> SET TASK: Print all entries word for word.

> INFORMATION SHOWN:
===============

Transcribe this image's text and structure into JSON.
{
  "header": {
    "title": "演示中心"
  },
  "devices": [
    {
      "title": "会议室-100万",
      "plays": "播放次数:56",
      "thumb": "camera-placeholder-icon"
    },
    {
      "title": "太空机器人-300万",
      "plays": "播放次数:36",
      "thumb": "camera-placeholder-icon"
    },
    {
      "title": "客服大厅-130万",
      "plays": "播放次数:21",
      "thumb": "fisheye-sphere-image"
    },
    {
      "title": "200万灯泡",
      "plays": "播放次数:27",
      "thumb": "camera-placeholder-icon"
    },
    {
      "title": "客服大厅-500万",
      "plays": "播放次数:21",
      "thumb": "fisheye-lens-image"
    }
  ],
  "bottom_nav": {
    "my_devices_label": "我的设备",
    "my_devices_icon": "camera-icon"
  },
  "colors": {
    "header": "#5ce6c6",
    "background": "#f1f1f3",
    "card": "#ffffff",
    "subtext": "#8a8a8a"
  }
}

===============

> SOLUTION:
Transcribe this image's text and structure into JSON.
{
  "header": {
    "title": "演示中心"
  },
  "devices": [
    {
      "title": "会议室-100万",
      "plays": "播放次数:56",
      "thumb": "camera-placeholder-icon"
    },
    {
      "title": "太空机器人-300万",
      "plays": "播放次数:36",
      "thumb": "camera-placeholder-icon"
    },
    {
      "title": "客服大厅-130万",
      "plays": "播放次数:21",
      "thumb": "fisheye-sphere-image"
    },
    {
      "title": "200万灯泡",
      "plays": "播放次数:27",
      "thumb": "camera-placeholder-icon"
    },
    {
      "title": "客服大厅-500万",
      "plays": "播放次数:21",
      "thumb": "fisheye-lens-image"
    }
  ],
  "bottom_nav": {
    "my_devices_label": "我的设备",
    "my_devices_icon": "camera-icon"
  },
  "colors": {
    "header": "#5ce6c6",
    "background": "#f1f1f3",
    "card": "#ffffff",
    "subtext": "#8a8a8a"
  }
}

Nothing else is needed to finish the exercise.